- Extracted information:
· · ·
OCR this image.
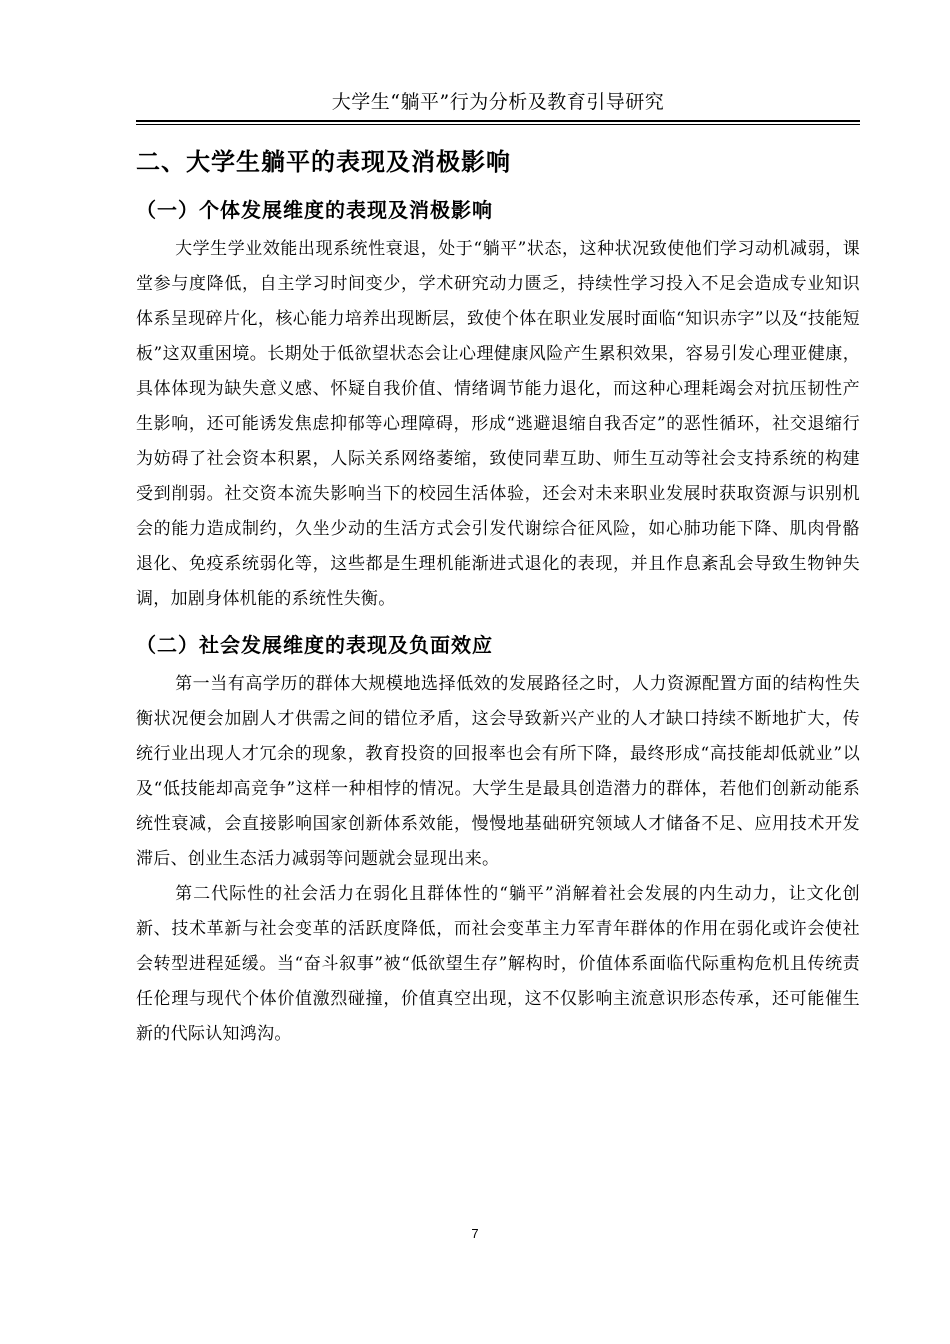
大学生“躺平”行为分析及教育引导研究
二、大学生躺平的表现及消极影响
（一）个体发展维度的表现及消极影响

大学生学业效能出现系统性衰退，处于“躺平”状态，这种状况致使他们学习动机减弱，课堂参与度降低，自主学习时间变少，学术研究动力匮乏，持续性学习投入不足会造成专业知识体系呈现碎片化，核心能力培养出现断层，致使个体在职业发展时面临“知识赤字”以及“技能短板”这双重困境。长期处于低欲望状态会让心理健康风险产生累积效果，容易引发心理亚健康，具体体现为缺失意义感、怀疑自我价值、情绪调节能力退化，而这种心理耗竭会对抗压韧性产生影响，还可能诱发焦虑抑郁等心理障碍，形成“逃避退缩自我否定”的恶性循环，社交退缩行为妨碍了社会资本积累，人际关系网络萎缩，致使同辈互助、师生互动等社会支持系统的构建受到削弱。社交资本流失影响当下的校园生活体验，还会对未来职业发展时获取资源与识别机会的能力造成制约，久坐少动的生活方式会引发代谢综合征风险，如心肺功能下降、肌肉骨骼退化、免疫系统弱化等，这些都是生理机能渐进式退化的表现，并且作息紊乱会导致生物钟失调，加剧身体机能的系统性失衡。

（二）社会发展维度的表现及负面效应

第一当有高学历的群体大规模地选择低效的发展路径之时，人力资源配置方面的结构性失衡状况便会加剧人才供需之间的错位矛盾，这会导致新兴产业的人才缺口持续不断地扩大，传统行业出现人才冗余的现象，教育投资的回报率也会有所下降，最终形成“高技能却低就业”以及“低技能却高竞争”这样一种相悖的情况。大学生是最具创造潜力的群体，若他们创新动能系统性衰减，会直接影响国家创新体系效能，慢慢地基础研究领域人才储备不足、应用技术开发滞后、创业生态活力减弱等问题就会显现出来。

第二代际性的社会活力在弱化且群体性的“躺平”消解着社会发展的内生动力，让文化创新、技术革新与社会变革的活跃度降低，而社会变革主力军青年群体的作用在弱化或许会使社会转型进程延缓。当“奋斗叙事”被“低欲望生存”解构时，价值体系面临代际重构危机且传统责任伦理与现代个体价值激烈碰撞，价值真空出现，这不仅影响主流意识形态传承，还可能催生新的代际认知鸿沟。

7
· · ·
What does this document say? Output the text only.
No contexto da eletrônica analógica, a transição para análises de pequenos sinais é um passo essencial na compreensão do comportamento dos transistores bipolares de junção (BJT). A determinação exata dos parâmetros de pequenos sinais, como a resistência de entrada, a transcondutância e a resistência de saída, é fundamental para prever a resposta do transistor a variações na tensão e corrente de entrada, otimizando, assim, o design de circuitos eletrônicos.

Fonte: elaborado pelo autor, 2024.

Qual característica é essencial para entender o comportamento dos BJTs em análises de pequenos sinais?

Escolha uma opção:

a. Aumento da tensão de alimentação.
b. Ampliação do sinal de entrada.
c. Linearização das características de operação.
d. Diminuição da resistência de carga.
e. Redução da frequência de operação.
· · ·
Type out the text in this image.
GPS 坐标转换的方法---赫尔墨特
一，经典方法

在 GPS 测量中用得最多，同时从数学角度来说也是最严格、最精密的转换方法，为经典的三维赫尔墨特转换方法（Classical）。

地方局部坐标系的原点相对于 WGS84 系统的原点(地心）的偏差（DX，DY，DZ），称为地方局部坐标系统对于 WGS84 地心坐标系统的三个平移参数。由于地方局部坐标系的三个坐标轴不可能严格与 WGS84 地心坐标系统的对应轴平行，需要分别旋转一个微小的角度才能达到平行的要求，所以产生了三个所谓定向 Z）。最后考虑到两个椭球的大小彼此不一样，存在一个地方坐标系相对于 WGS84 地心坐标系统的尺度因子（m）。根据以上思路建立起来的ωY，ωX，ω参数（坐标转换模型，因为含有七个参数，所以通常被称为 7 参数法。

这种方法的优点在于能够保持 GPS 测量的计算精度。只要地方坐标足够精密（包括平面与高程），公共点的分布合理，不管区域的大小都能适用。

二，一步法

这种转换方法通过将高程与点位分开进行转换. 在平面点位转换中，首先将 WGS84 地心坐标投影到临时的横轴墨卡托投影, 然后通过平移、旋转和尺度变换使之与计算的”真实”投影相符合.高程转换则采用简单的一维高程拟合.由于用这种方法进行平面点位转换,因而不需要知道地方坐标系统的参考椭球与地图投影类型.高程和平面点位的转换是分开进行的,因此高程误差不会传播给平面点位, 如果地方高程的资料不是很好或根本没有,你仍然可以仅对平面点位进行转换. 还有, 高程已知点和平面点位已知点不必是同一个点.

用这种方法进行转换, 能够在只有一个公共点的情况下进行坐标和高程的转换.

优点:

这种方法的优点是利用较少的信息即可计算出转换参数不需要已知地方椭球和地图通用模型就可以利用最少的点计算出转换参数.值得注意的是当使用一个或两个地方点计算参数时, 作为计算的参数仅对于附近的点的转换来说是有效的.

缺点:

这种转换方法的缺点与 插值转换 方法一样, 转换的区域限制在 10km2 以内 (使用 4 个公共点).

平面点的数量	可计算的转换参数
· · ·
- What the task asks:
Extract every line containing the string "image" from the material.

- Result of this exercise:
OCR this image.
Type out the text in this image.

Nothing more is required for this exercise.